CHALLENGE. Go through the data below. Pull out every line that has the word "inorganicas".

--- begin MATERIALS PROVIDED ---

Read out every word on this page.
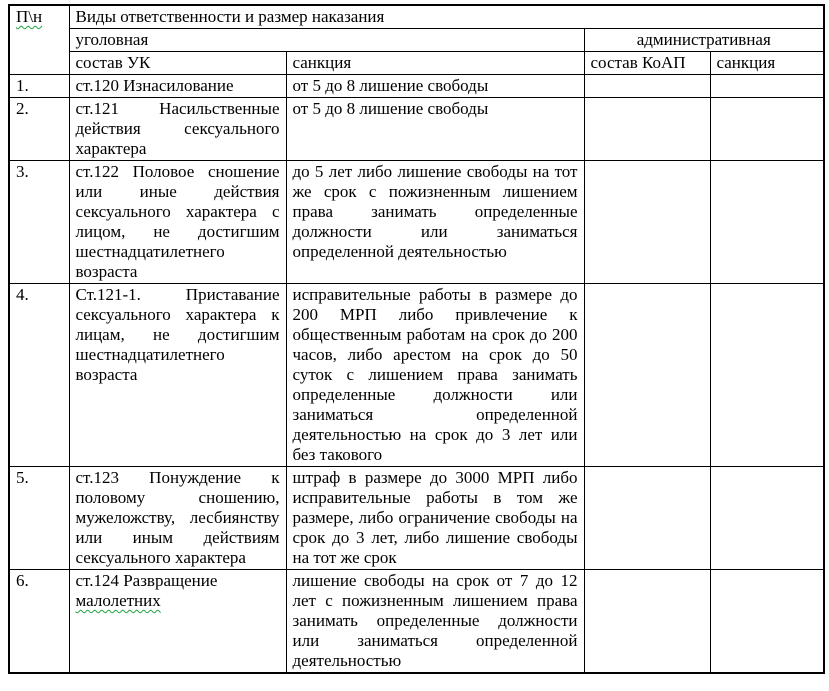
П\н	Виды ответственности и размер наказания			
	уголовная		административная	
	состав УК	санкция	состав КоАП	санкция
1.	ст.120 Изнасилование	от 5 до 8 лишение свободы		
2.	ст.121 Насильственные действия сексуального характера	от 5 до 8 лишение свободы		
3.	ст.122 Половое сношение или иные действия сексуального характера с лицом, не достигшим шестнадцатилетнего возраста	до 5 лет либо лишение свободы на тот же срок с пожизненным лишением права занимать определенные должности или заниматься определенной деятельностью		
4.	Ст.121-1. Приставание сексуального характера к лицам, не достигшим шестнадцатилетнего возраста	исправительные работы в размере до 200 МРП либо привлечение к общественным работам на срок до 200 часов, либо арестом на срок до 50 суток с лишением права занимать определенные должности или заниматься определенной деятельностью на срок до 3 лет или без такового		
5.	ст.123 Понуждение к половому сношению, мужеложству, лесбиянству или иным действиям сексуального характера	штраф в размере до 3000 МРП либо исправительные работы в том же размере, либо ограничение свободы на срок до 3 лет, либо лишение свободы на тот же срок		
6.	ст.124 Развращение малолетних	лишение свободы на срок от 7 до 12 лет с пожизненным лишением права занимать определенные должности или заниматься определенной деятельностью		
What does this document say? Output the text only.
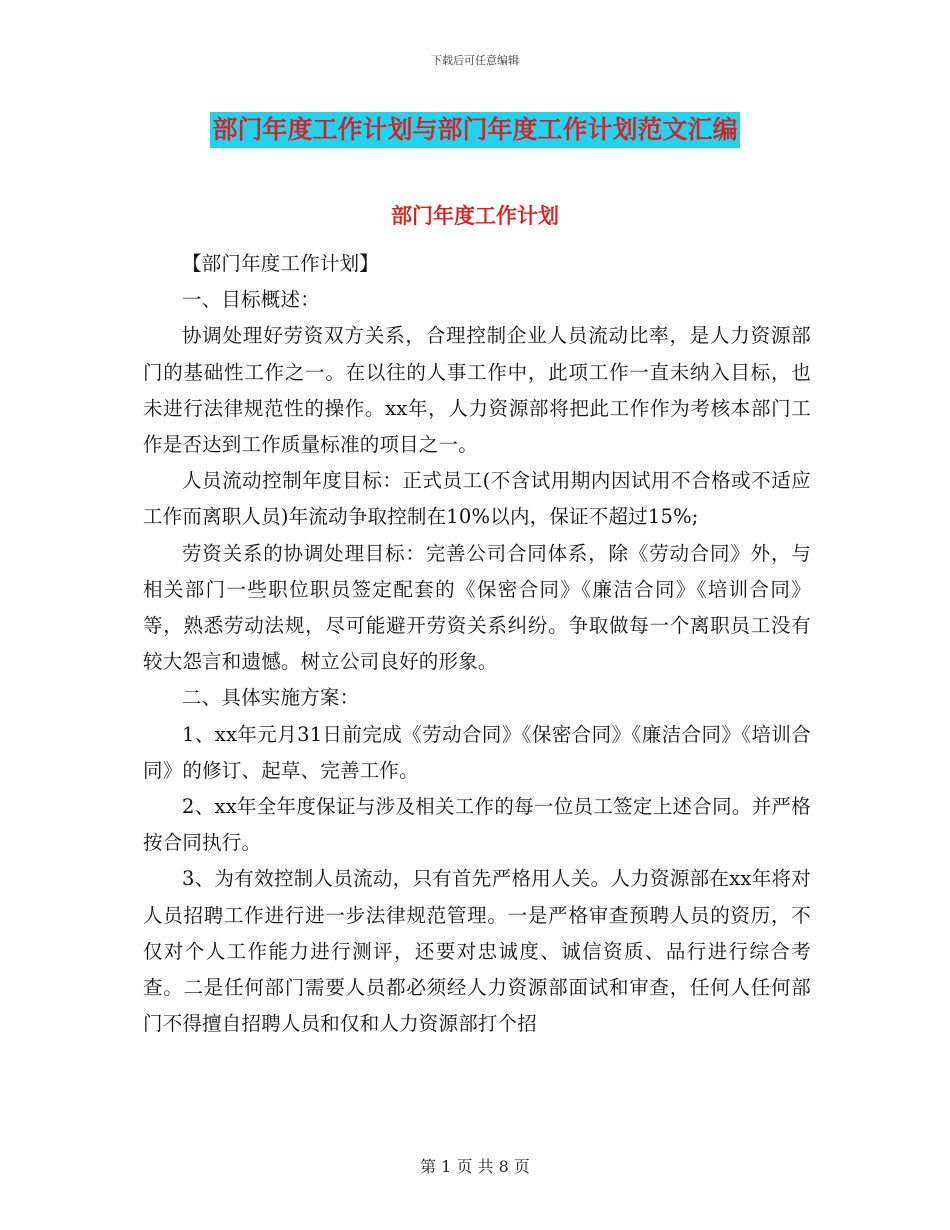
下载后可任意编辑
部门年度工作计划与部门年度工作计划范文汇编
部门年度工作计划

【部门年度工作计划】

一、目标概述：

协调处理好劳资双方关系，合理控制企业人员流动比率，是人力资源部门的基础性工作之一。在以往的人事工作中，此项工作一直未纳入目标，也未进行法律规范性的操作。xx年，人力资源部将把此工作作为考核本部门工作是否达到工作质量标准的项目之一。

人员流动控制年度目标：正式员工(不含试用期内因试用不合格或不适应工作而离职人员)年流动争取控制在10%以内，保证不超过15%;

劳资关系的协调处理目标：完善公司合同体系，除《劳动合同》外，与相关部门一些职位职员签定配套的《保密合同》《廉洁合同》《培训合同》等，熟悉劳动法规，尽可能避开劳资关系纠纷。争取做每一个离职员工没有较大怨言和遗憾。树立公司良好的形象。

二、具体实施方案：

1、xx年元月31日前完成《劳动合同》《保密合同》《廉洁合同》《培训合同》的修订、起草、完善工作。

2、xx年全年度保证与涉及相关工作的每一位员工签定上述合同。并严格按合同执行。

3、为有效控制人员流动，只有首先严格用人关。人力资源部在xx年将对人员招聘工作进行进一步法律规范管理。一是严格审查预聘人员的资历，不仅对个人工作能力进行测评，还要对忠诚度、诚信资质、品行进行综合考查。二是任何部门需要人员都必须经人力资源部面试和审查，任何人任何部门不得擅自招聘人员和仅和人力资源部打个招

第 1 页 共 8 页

--- end MATERIALS PROVIDED ---
--- begin MATERIALS PROVIDED ---

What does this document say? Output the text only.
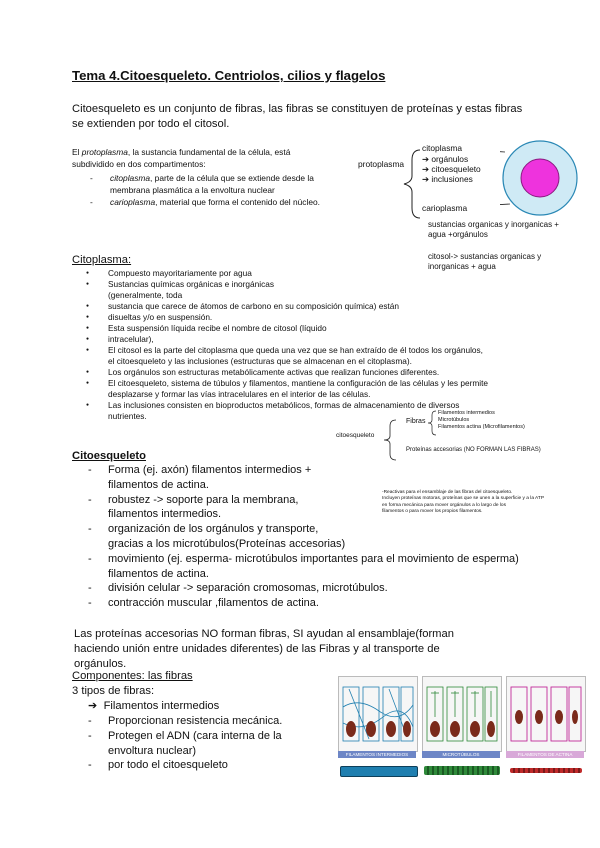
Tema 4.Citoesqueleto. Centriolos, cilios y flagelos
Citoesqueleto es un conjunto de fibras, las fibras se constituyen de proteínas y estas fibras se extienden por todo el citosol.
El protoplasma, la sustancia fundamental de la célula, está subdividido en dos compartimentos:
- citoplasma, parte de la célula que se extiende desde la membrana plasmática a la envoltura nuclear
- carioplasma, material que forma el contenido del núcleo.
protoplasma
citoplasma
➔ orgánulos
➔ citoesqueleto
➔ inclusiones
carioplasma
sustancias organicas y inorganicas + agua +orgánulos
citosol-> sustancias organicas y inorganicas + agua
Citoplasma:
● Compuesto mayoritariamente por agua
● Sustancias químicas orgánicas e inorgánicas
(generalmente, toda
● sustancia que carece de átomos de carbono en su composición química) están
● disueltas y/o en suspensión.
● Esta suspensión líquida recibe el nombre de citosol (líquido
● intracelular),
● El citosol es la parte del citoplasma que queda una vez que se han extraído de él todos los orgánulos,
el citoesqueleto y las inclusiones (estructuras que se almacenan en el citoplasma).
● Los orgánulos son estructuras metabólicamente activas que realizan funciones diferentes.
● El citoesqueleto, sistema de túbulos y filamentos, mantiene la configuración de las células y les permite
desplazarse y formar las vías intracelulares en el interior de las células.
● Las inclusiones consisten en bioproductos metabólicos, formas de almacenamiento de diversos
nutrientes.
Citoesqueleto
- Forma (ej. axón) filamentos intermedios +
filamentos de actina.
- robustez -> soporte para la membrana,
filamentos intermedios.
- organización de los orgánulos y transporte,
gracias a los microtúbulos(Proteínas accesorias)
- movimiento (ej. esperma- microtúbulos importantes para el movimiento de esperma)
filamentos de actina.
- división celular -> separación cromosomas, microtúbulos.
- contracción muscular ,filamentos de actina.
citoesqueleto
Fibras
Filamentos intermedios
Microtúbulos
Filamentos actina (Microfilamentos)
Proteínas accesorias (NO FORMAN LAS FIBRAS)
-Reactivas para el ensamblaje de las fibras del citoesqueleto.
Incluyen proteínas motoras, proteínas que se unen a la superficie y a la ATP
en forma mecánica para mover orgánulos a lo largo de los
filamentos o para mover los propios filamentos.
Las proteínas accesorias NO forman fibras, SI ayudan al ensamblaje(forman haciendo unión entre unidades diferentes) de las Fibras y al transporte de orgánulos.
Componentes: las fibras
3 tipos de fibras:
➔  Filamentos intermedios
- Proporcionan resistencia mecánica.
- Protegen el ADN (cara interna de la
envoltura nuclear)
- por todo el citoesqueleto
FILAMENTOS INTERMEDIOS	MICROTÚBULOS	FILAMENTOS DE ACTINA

--- end MATERIALS PROVIDED ---

ANSWER.
sustancias organicas y inorganicas + agua +orgánulos
citosol-> sustancias organicas y inorganicas + agua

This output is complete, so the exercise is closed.